Set down the material below word for word, excluding the pictures.

**Stored data**:
⁂

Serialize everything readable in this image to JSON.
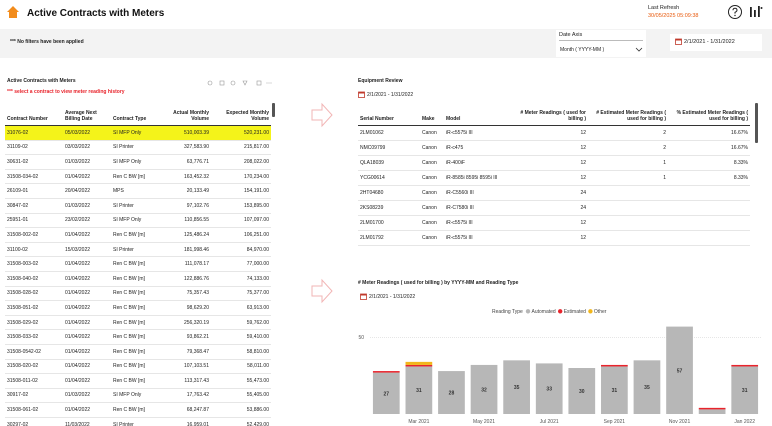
{
  "header": {
    "title": "Active Contracts with Meters",
    "last_refresh_label": "Last Refresh",
    "last_refresh_value": "30/05/2025 05:09:38"
  },
  "filters": {
    "note": "*** No filters have been applied",
    "date_axis_label": "Date Axis",
    "date_axis_value": "Month ( YYYY-MM )",
    "date_range": "2/1/2021 - 1/31/2022"
  },
  "contracts": {
    "title": "Active Contracts with Meters",
    "instruction": "*** select a contract to view meter reading history",
    "columns": [
      "Contract Number",
      "Average Next Billing Date",
      "Contract Type",
      "Actual Monthly Volume",
      "Expected Monthly Volume"
    ],
    "rows": [
      [
        "31076-02",
        "05/03/2022",
        "SI MFP Only",
        "510,003.39",
        "520,231.00"
      ],
      [
        "31109-02",
        "03/03/2022",
        "SI Printer",
        "327,583.90",
        "215,817.00"
      ],
      [
        "30631-02",
        "01/03/2022",
        "SI MFP Only",
        "63,776.71",
        "208,022.00"
      ],
      [
        "31508-034-02",
        "01/04/2022",
        "Ren C BW [m]",
        "163,452.32",
        "170,234.00"
      ],
      [
        "26109-01",
        "20/04/2022",
        "MPS",
        "20,133.49",
        "154,191.00"
      ],
      [
        "30847-02",
        "01/03/2022",
        "SI Printer",
        "97,102.76",
        "153,895.00"
      ],
      [
        "25951-01",
        "23/02/2022",
        "SI MFP Only",
        "110,856.55",
        "107,097.00"
      ],
      [
        "31508-002-02",
        "01/04/2022",
        "Ren C BW [m]",
        "125,486.24",
        "106,251.00"
      ],
      [
        "31100-02",
        "15/03/2022",
        "SI Printer",
        "181,998.46",
        "84,970.00"
      ],
      [
        "31508-003-02",
        "01/04/2022",
        "Ren C BW [m]",
        "111,078.17",
        "77,000.00"
      ],
      [
        "31508-040-02",
        "01/04/2022",
        "Ren C BW [m]",
        "122,886.76",
        "74,133.00"
      ],
      [
        "31508-028-02",
        "01/04/2022",
        "Ren C BW [m]",
        "75,357.43",
        "75,377.00"
      ],
      [
        "31508-051-02",
        "01/04/2022",
        "Ren C BW [m]",
        "98,629.20",
        "63,913.00"
      ],
      [
        "31508-029-02",
        "01/04/2022",
        "Ren C BW [m]",
        "256,320.19",
        "59,762.00"
      ],
      [
        "31508-033-02",
        "01/04/2022",
        "Ren C BW [m]",
        "93,862.21",
        "59,410.00"
      ],
      [
        "31508-0542-02",
        "01/04/2022",
        "Ren C BW [m]",
        "79,368.47",
        "58,810.00"
      ],
      [
        "31508-020-02",
        "01/04/2022",
        "Ren C BW [m]",
        "107,103.51",
        "58,011.00"
      ],
      [
        "31508-011-02",
        "01/04/2022",
        "Ren C BW [m]",
        "113,317.43",
        "55,473.00"
      ],
      [
        "30917-02",
        "01/03/2022",
        "SI MFP Only",
        "17,763.42",
        "55,405.00"
      ],
      [
        "31508-061-02",
        "01/04/2022",
        "Ren C BW [m]",
        "68,247.87",
        "53,886.00"
      ],
      [
        "30297-02",
        "11/03/2022",
        "SI Printer",
        "16,959.01",
        "52,429.00"
      ]
    ]
  },
  "equipment": {
    "title": "Equipment Review",
    "date_range": "2/1/2021 - 1/31/2022",
    "columns": [
      "Serial Number",
      "Make",
      "Model",
      "# Meter Readings ( used for billing )",
      "# Estimated Meter Readings ( used for billing )",
      "% Estimated Meter Readings ( used for billing )"
    ],
    "rows": [
      [
        "2LM01062",
        "Canon",
        "iR-c5575i III",
        "12",
        "2",
        "16.67%"
      ],
      [
        "NMC09799",
        "Canon",
        "iR-c475",
        "12",
        "2",
        "16.67%"
      ],
      [
        "QLA18039",
        "Canon",
        "iR-400iF",
        "12",
        "1",
        "8.33%"
      ],
      [
        "YCG00614",
        "Canon",
        "iR-8585i 8595i 8595i III",
        "12",
        "1",
        "8.33%"
      ],
      [
        "2HT04680",
        "Canon",
        "iR-C5560i III",
        "24",
        "",
        ""
      ],
      [
        "2KS08239",
        "Canon",
        "iR-C7580i III",
        "24",
        "",
        ""
      ],
      [
        "2LM01700",
        "Canon",
        "iR-c5575i III",
        "12",
        "",
        ""
      ],
      [
        "2LM01792",
        "Canon",
        "iR-c5575i III",
        "12",
        "",
        ""
      ]
    ]
  },
  "chart_data": {
    "type": "bar",
    "stacked": true,
    "title": "# Meter Readings ( used for billing ) by YYYY-MM and Reading Type",
    "date_range": "2/1/2021 - 1/31/2022",
    "legend_title": "Reading Type",
    "categories": [
      null,
      "Mar 2021",
      null,
      "May 2021",
      null,
      "Jul 2021",
      null,
      "Sep 2021",
      null,
      "Nov 2021",
      null,
      "Jan 2022"
    ],
    "series": [
      {
        "name": "Automated",
        "color": "#b7b7b7",
        "values": [
          27,
          31,
          28,
          32,
          35,
          33,
          30,
          31,
          35,
          57,
          3,
          31
        ]
      },
      {
        "name": "Estimated",
        "color": "#e8242c",
        "values": [
          1,
          1,
          0,
          0,
          0,
          0,
          0,
          1,
          0,
          0,
          1,
          1
        ]
      },
      {
        "name": "Other",
        "color": "#f2b61b",
        "values": [
          0,
          2,
          0,
          0,
          0,
          0,
          0,
          0,
          0,
          0,
          0,
          0
        ]
      }
    ],
    "ylim": [
      0,
      60
    ],
    "yticks": [
      50
    ],
    "grid": true
  }
}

⁂

**Result of the exercise**:
Serialize everything readable in this image to JSON.
{
  "header": {
    "title": "Active Contracts with Meters",
    "last_refresh_label": "Last Refresh",
    "last_refresh_value": "30/05/2025 05:09:38"
  },
  "filters": {
    "note": "*** No filters have been applied",
    "date_axis_label": "Date Axis",
    "date_axis_value": "Month ( YYYY-MM )",
    "date_range": "2/1/2021 - 1/31/2022"
  },
  "contracts": {
    "title": "Active Contracts with Meters",
    "instruction": "*** select a contract to view meter reading history",
    "columns": [
      "Contract Number",
      "Average Next Billing Date",
      "Contract Type",
      "Actual Monthly Volume",
      "Expected Monthly Volume"
    ],
    "rows": [
      [
        "31076-02",
        "05/03/2022",
        "SI MFP Only",
        "510,003.39",
        "520,231.00"
      ],
      [
        "31109-02",
        "03/03/2022",
        "SI Printer",
        "327,583.90",
        "215,817.00"
      ],
      [
        "30631-02",
        "01/03/2022",
        "SI MFP Only",
        "63,776.71",
        "208,022.00"
      ],
      [
        "31508-034-02",
        "01/04/2022",
        "Ren C BW [m]",
        "163,452.32",
        "170,234.00"
      ],
      [
        "26109-01",
        "20/04/2022",
        "MPS",
        "20,133.49",
        "154,191.00"
      ],
      [
        "30847-02",
        "01/03/2022",
        "SI Printer",
        "97,102.76",
        "153,895.00"
      ],
      [
        "25951-01",
        "23/02/2022",
        "SI MFP Only",
        "110,856.55",
        "107,097.00"
      ],
      [
        "31508-002-02",
        "01/04/2022",
        "Ren C BW [m]",
        "125,486.24",
        "106,251.00"
      ],
      [
        "31100-02",
        "15/03/2022",
        "SI Printer",
        "181,998.46",
        "84,970.00"
      ],
      [
        "31508-003-02",
        "01/04/2022",
        "Ren C BW [m]",
        "111,078.17",
        "77,000.00"
      ],
      [
        "31508-040-02",
        "01/04/2022",
        "Ren C BW [m]",
        "122,886.76",
        "74,133.00"
      ],
      [
        "31508-028-02",
        "01/04/2022",
        "Ren C BW [m]",
        "75,357.43",
        "75,377.00"
      ],
      [
        "31508-051-02",
        "01/04/2022",
        "Ren C BW [m]",
        "98,629.20",
        "63,913.00"
      ],
      [
        "31508-029-02",
        "01/04/2022",
        "Ren C BW [m]",
        "256,320.19",
        "59,762.00"
      ],
      [
        "31508-033-02",
        "01/04/2022",
        "Ren C BW [m]",
        "93,862.21",
        "59,410.00"
      ],
      [
        "31508-0542-02",
        "01/04/2022",
        "Ren C BW [m]",
        "79,368.47",
        "58,810.00"
      ],
      [
        "31508-020-02",
        "01/04/2022",
        "Ren C BW [m]",
        "107,103.51",
        "58,011.00"
      ],
      [
        "31508-011-02",
        "01/04/2022",
        "Ren C BW [m]",
        "113,317.43",
        "55,473.00"
      ],
      [
        "30917-02",
        "01/03/2022",
        "SI MFP Only",
        "17,763.42",
        "55,405.00"
      ],
      [
        "31508-061-02",
        "01/04/2022",
        "Ren C BW [m]",
        "68,247.87",
        "53,886.00"
      ],
      [
        "30297-02",
        "11/03/2022",
        "SI Printer",
        "16,959.01",
        "52,429.00"
      ]
    ]
  },
  "equipment": {
    "title": "Equipment Review",
    "date_range": "2/1/2021 - 1/31/2022",
    "columns": [
      "Serial Number",
      "Make",
      "Model",
      "# Meter Readings ( used for billing )",
      "# Estimated Meter Readings ( used for billing )",
      "% Estimated Meter Readings ( used for billing )"
    ],
    "rows": [
      [
        "2LM01062",
        "Canon",
        "iR-c5575i III",
        "12",
        "2",
        "16.67%"
      ],
      [
        "NMC09799",
        "Canon",
        "iR-c475",
        "12",
        "2",
        "16.67%"
      ],
      [
        "QLA18039",
        "Canon",
        "iR-400iF",
        "12",
        "1",
        "8.33%"
      ],
      [
        "YCG00614",
        "Canon",
        "iR-8585i 8595i 8595i III",
        "12",
        "1",
        "8.33%"
      ],
      [
        "2HT04680",
        "Canon",
        "iR-C5560i III",
        "24",
        "",
        ""
      ],
      [
        "2KS08239",
        "Canon",
        "iR-C7580i III",
        "24",
        "",
        ""
      ],
      [
        "2LM01700",
        "Canon",
        "iR-c5575i III",
        "12",
        "",
        ""
      ],
      [
        "2LM01792",
        "Canon",
        "iR-c5575i III",
        "12",
        "",
        ""
      ]
    ]
  },
  "chart_data": {
    "type": "bar",
    "stacked": true,
    "title": "# Meter Readings ( used for billing ) by YYYY-MM and Reading Type",
    "date_range": "2/1/2021 - 1/31/2022",
    "legend_title": "Reading Type",
    "categories": [
      null,
      "Mar 2021",
      null,
      "May 2021",
      null,
      "Jul 2021",
      null,
      "Sep 2021",
      null,
      "Nov 2021",
      null,
      "Jan 2022"
    ],
    "series": [
      {
        "name": "Automated",
        "color": "#b7b7b7",
        "values": [
          27,
          31,
          28,
          32,
          35,
          33,
          30,
          31,
          35,
          57,
          3,
          31
        ]
      },
      {
        "name": "Estimated",
        "color": "#e8242c",
        "values": [
          1,
          1,
          0,
          0,
          0,
          0,
          0,
          1,
          0,
          0,
          1,
          1
        ]
      },
      {
        "name": "Other",
        "color": "#f2b61b",
        "values": [
          0,
          2,
          0,
          0,
          0,
          0,
          0,
          0,
          0,
          0,
          0,
          0
        ]
      }
    ],
    "ylim": [
      0,
      60
    ],
    "yticks": [
      50
    ],
    "grid": true
  }
}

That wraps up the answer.